Exercise goal
Every line that holds "start" should be shown.

Dataset records
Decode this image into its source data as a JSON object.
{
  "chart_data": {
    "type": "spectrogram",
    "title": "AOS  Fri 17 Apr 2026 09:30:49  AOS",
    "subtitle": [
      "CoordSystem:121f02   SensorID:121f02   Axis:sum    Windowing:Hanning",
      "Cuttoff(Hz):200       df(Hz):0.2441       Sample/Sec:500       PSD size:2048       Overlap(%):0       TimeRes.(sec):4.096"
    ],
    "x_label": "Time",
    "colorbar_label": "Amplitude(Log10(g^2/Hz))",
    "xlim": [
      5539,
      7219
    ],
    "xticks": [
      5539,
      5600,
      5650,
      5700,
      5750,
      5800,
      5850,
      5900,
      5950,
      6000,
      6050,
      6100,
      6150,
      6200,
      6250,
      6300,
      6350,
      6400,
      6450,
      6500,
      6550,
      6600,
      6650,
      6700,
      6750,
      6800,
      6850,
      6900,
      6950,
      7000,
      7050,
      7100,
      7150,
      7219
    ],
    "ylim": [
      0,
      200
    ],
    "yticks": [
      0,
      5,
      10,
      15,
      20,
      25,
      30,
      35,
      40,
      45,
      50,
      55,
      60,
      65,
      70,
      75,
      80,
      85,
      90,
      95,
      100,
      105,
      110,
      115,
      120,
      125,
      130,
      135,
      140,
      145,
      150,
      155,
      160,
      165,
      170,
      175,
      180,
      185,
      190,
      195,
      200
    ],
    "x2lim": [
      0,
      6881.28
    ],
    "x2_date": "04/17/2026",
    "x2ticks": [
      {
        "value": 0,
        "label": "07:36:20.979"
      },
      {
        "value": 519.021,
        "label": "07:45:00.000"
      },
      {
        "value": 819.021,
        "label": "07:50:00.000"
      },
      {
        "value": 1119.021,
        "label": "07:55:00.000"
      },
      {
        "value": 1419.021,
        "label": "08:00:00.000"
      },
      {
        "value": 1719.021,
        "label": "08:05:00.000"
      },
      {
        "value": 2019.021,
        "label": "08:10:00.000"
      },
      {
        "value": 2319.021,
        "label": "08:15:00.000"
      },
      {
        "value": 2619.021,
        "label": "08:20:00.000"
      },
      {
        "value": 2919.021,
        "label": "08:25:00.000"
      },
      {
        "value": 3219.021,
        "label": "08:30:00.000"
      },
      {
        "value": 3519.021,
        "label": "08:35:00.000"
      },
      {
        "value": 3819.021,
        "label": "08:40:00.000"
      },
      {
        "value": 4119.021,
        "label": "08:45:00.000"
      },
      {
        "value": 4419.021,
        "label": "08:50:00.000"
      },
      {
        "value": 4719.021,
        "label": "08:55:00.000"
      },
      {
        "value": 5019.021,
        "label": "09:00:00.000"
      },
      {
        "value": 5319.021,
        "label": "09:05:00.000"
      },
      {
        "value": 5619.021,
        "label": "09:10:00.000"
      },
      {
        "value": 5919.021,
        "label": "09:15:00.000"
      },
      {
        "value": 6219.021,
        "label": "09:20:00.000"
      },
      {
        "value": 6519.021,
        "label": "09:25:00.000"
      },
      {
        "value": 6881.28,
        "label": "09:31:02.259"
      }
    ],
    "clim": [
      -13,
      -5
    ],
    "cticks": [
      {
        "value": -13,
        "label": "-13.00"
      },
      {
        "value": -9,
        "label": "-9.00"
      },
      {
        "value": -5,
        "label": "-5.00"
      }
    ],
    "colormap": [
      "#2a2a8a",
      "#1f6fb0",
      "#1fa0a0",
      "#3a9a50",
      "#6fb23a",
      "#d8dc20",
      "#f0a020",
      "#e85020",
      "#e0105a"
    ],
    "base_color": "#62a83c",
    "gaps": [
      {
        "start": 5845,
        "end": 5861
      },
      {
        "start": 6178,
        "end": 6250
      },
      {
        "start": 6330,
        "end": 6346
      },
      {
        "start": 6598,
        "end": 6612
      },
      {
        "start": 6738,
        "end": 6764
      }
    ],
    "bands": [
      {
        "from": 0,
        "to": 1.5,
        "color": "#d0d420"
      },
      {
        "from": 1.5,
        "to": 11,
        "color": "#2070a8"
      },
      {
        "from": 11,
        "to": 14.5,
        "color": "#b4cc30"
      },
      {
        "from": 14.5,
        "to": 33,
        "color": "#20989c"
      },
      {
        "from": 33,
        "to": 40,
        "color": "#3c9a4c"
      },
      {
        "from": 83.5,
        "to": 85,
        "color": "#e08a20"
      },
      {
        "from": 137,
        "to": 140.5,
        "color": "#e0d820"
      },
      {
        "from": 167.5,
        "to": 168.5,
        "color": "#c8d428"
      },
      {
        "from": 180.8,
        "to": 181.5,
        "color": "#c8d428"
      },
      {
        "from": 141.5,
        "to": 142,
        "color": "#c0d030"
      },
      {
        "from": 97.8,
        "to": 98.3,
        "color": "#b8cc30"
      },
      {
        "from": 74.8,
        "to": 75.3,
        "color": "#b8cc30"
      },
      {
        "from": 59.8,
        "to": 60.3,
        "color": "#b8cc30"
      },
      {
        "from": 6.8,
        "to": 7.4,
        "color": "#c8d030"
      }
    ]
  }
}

Exercise answer
        "start": 5845,
        "start": 6178,
        "start": 6330,
        "start": 6598,
        "start": 6738,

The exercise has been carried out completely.